DIRECTIONS: What follows is a set of records; repeat all of them exactly.

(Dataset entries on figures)
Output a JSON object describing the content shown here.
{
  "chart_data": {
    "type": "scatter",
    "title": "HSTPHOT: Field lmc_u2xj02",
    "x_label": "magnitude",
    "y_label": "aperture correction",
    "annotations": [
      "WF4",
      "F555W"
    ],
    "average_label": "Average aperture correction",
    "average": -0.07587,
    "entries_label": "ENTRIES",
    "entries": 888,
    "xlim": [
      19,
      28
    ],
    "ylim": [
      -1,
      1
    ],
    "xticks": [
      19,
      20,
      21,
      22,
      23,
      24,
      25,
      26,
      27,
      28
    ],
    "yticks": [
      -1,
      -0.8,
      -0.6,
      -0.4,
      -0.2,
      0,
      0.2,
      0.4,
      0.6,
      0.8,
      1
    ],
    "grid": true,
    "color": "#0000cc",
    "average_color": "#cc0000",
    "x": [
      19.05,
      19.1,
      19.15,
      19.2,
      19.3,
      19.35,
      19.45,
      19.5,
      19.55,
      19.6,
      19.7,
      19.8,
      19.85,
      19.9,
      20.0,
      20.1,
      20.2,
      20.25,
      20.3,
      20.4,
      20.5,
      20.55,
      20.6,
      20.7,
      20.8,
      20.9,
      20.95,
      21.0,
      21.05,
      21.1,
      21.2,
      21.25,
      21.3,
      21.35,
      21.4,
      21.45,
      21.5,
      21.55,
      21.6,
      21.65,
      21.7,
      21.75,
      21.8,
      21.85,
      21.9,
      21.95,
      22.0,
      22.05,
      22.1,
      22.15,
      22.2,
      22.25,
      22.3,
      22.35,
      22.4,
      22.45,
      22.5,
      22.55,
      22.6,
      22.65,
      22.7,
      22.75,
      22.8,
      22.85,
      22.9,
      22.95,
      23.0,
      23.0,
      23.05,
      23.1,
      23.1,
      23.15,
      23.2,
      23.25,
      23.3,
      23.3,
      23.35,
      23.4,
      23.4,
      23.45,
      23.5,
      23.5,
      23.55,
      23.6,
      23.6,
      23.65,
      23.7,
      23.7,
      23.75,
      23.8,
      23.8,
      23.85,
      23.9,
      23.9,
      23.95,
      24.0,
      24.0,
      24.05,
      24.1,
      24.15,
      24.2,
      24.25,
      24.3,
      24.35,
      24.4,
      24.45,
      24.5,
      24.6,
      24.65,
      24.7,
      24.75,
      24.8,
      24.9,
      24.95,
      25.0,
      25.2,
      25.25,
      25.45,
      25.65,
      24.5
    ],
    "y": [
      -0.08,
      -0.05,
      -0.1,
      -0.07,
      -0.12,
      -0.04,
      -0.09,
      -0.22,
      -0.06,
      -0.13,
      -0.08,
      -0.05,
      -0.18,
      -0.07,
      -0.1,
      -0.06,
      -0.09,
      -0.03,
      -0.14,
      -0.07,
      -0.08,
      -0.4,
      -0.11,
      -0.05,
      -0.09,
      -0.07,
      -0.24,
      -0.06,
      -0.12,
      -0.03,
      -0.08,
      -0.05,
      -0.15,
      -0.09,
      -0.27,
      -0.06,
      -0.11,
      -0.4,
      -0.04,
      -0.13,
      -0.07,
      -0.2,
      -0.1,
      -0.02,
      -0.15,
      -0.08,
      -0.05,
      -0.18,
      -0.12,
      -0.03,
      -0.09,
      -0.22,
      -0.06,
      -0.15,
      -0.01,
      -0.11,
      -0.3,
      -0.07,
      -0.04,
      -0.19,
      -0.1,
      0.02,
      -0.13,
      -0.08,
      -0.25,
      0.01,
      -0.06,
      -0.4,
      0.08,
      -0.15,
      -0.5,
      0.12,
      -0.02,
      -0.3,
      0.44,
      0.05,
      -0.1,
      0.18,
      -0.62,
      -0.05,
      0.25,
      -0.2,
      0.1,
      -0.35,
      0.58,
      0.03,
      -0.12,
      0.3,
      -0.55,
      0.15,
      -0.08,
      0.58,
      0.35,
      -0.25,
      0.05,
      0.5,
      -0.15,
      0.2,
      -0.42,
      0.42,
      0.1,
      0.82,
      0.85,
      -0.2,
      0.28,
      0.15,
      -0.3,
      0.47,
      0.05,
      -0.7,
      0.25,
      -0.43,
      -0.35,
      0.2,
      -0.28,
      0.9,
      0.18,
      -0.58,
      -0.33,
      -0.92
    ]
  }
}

COMPLETE OUTPUT:
Output a JSON object describing the content shown here.
{
  "chart_data": {
    "type": "scatter",
    "title": "HSTPHOT: Field lmc_u2xj02",
    "x_label": "magnitude",
    "y_label": "aperture correction",
    "annotations": [
      "WF4",
      "F555W"
    ],
    "average_label": "Average aperture correction",
    "average": -0.07587,
    "entries_label": "ENTRIES",
    "entries": 888,
    "xlim": [
      19,
      28
    ],
    "ylim": [
      -1,
      1
    ],
    "xticks": [
      19,
      20,
      21,
      22,
      23,
      24,
      25,
      26,
      27,
      28
    ],
    "yticks": [
      -1,
      -0.8,
      -0.6,
      -0.4,
      -0.2,
      0,
      0.2,
      0.4,
      0.6,
      0.8,
      1
    ],
    "grid": true,
    "color": "#0000cc",
    "average_color": "#cc0000",
    "x": [
      19.05,
      19.1,
      19.15,
      19.2,
      19.3,
      19.35,
      19.45,
      19.5,
      19.55,
      19.6,
      19.7,
      19.8,
      19.85,
      19.9,
      20.0,
      20.1,
      20.2,
      20.25,
      20.3,
      20.4,
      20.5,
      20.55,
      20.6,
      20.7,
      20.8,
      20.9,
      20.95,
      21.0,
      21.05,
      21.1,
      21.2,
      21.25,
      21.3,
      21.35,
      21.4,
      21.45,
      21.5,
      21.55,
      21.6,
      21.65,
      21.7,
      21.75,
      21.8,
      21.85,
      21.9,
      21.95,
      22.0,
      22.05,
      22.1,
      22.15,
      22.2,
      22.25,
      22.3,
      22.35,
      22.4,
      22.45,
      22.5,
      22.55,
      22.6,
      22.65,
      22.7,
      22.75,
      22.8,
      22.85,
      22.9,
      22.95,
      23.0,
      23.0,
      23.05,
      23.1,
      23.1,
      23.15,
      23.2,
      23.25,
      23.3,
      23.3,
      23.35,
      23.4,
      23.4,
      23.45,
      23.5,
      23.5,
      23.55,
      23.6,
      23.6,
      23.65,
      23.7,
      23.7,
      23.75,
      23.8,
      23.8,
      23.85,
      23.9,
      23.9,
      23.95,
      24.0,
      24.0,
      24.05,
      24.1,
      24.15,
      24.2,
      24.25,
      24.3,
      24.35,
      24.4,
      24.45,
      24.5,
      24.6,
      24.65,
      24.7,
      24.75,
      24.8,
      24.9,
      24.95,
      25.0,
      25.2,
      25.25,
      25.45,
      25.65,
      24.5
    ],
    "y": [
      -0.08,
      -0.05,
      -0.1,
      -0.07,
      -0.12,
      -0.04,
      -0.09,
      -0.22,
      -0.06,
      -0.13,
      -0.08,
      -0.05,
      -0.18,
      -0.07,
      -0.1,
      -0.06,
      -0.09,
      -0.03,
      -0.14,
      -0.07,
      -0.08,
      -0.4,
      -0.11,
      -0.05,
      -0.09,
      -0.07,
      -0.24,
      -0.06,
      -0.12,
      -0.03,
      -0.08,
      -0.05,
      -0.15,
      -0.09,
      -0.27,
      -0.06,
      -0.11,
      -0.4,
      -0.04,
      -0.13,
      -0.07,
      -0.2,
      -0.1,
      -0.02,
      -0.15,
      -0.08,
      -0.05,
      -0.18,
      -0.12,
      -0.03,
      -0.09,
      -0.22,
      -0.06,
      -0.15,
      -0.01,
      -0.11,
      -0.3,
      -0.07,
      -0.04,
      -0.19,
      -0.1,
      0.02,
      -0.13,
      -0.08,
      -0.25,
      0.01,
      -0.06,
      -0.4,
      0.08,
      -0.15,
      -0.5,
      0.12,
      -0.02,
      -0.3,
      0.44,
      0.05,
      -0.1,
      0.18,
      -0.62,
      -0.05,
      0.25,
      -0.2,
      0.1,
      -0.35,
      0.58,
      0.03,
      -0.12,
      0.3,
      -0.55,
      0.15,
      -0.08,
      0.58,
      0.35,
      -0.25,
      0.05,
      0.5,
      -0.15,
      0.2,
      -0.42,
      0.42,
      0.1,
      0.82,
      0.85,
      -0.2,
      0.28,
      0.15,
      -0.3,
      0.47,
      0.05,
      -0.7,
      0.25,
      -0.43,
      -0.35,
      0.2,
      -0.28,
      0.9,
      0.18,
      -0.58,
      -0.33,
      -0.92
    ]
  }
}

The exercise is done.